### What to work on
Reproduce all of the material exactly as shown.

++++ Provided material

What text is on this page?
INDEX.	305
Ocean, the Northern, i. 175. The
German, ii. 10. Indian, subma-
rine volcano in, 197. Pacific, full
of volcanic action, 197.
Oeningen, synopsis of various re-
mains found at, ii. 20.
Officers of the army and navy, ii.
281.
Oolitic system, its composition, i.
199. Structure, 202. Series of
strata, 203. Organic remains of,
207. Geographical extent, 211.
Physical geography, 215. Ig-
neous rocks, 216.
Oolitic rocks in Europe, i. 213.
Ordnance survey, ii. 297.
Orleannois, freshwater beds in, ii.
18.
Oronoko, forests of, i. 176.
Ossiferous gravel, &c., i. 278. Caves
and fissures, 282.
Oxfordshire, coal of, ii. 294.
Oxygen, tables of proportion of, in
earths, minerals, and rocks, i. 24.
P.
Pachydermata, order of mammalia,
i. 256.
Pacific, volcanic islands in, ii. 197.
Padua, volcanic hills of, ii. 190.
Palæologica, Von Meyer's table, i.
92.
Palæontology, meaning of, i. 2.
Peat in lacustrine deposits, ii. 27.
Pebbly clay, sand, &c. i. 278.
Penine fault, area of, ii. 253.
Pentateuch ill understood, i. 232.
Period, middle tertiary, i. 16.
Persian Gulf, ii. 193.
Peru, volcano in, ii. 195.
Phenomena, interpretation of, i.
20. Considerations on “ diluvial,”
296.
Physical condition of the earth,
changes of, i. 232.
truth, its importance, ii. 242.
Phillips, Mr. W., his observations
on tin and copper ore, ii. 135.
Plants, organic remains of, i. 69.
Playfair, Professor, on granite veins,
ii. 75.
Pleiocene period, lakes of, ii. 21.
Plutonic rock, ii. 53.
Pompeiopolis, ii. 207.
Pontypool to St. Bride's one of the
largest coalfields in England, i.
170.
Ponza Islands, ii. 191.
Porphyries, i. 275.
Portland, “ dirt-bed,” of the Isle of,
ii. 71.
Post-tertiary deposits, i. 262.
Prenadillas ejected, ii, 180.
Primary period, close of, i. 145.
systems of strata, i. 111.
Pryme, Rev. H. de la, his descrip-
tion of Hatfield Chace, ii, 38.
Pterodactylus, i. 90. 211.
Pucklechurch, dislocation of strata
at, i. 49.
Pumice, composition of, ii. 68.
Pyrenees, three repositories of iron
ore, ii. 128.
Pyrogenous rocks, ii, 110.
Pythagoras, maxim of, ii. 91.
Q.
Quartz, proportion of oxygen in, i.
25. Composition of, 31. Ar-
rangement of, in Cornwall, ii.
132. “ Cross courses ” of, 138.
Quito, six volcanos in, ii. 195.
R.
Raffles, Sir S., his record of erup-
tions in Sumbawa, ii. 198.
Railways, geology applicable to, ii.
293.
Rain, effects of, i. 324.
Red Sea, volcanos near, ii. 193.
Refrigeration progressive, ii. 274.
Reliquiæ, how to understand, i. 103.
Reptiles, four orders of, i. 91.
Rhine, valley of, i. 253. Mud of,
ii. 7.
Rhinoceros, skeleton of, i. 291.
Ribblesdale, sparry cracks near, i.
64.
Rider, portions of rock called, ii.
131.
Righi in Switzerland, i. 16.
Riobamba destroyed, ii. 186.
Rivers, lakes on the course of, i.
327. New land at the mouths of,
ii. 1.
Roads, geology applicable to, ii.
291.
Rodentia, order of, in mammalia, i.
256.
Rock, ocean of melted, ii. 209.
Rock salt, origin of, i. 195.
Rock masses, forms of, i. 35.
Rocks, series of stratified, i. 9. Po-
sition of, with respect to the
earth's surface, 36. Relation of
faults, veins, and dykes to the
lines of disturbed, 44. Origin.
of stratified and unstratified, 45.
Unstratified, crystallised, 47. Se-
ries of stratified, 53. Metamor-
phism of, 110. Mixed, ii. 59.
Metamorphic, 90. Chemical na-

++++++++

### Solution to this problem
What text is on this page?
INDEX.	305
Ocean, the Northern, i. 175. The
German, ii. 10. Indian, subma-
rine volcano in, 197. Pacific, full
of volcanic action, 197.
Oeningen, synopsis of various re-
mains found at, ii. 20.
Officers of the army and navy, ii.
281.
Oolitic system, its composition, i.
199. Structure, 202. Series of
strata, 203. Organic remains of,
207. Geographical extent, 211.
Physical geography, 215. Ig-
neous rocks, 216.
Oolitic rocks in Europe, i. 213.
Ordnance survey, ii. 297.
Orleannois, freshwater beds in, ii.
18.
Oronoko, forests of, i. 176.
Ossiferous gravel, &c., i. 278. Caves
and fissures, 282.
Oxfordshire, coal of, ii. 294.
Oxygen, tables of proportion of, in
earths, minerals, and rocks, i. 24.
P.
Pachydermata, order of mammalia,
i. 256.
Pacific, volcanic islands in, ii. 197.
Padua, volcanic hills of, ii. 190.
Palæologica, Von Meyer's table, i.
92.
Palæontology, meaning of, i. 2.
Peat in lacustrine deposits, ii. 27.
Pebbly clay, sand, &c. i. 278.
Penine fault, area of, ii. 253.
Pentateuch ill understood, i. 232.
Period, middle tertiary, i. 16.
Persian Gulf, ii. 193.
Peru, volcano in, ii. 195.
Phenomena, interpretation of, i.
20. Considerations on “ diluvial,”
296.
Physical condition of the earth,
changes of, i. 232.
truth, its importance, ii. 242.
Phillips, Mr. W., his observations
on tin and copper ore, ii. 135.
Plants, organic remains of, i. 69.
Playfair, Professor, on granite veins,
ii. 75.
Pleiocene period, lakes of, ii. 21.
Plutonic rock, ii. 53.
Pompeiopolis, ii. 207.
Pontypool to St. Bride's one of the
largest coalfields in England, i.
170.
Ponza Islands, ii. 191.
Porphyries, i. 275.
Portland, “ dirt-bed,” of the Isle of,
ii. 71.
Post-tertiary deposits, i. 262.
Prenadillas ejected, ii, 180.
Primary period, close of, i. 145.
systems of strata, i. 111.
Pryme, Rev. H. de la, his descrip-
tion of Hatfield Chace, ii, 38.
Pterodactylus, i. 90. 211.
Pucklechurch, dislocation of strata
at, i. 49.
Pumice, composition of, ii. 68.
Pyrenees, three repositories of iron
ore, ii. 128.
Pyrogenous rocks, ii, 110.
Pythagoras, maxim of, ii. 91.
Q.
Quartz, proportion of oxygen in, i.
25. Composition of, 31. Ar-
rangement of, in Cornwall, ii.
132. “ Cross courses ” of, 138.
Quito, six volcanos in, ii. 195.
R.
Raffles, Sir S., his record of erup-
tions in Sumbawa, ii. 198.
Railways, geology applicable to, ii.
293.
Rain, effects of, i. 324.
Red Sea, volcanos near, ii. 193.
Refrigeration progressive, ii. 274.
Reliquiæ, how to understand, i. 103.
Reptiles, four orders of, i. 91.
Rhine, valley of, i. 253. Mud of,
ii. 7.
Rhinoceros, skeleton of, i. 291.
Ribblesdale, sparry cracks near, i.
64.
Rider, portions of rock called, ii.
131.
Righi in Switzerland, i. 16.
Riobamba destroyed, ii. 186.
Rivers, lakes on the course of, i.
327. New land at the mouths of,
ii. 1.
Roads, geology applicable to, ii.
291.
Rodentia, order of, in mammalia, i.
256.
Rock, ocean of melted, ii. 209.
Rock salt, origin of, i. 195.
Rock masses, forms of, i. 35.
Rocks, series of stratified, i. 9. Po-
sition of, with respect to the
earth's surface, 36. Relation of
faults, veins, and dykes to the
lines of disturbed, 44. Origin.
of stratified and unstratified, 45.
Unstratified, crystallised, 47. Se-
ries of stratified, 53. Metamor-
phism of, 110. Mixed, ii. 59.
Metamorphic, 90. Chemical na-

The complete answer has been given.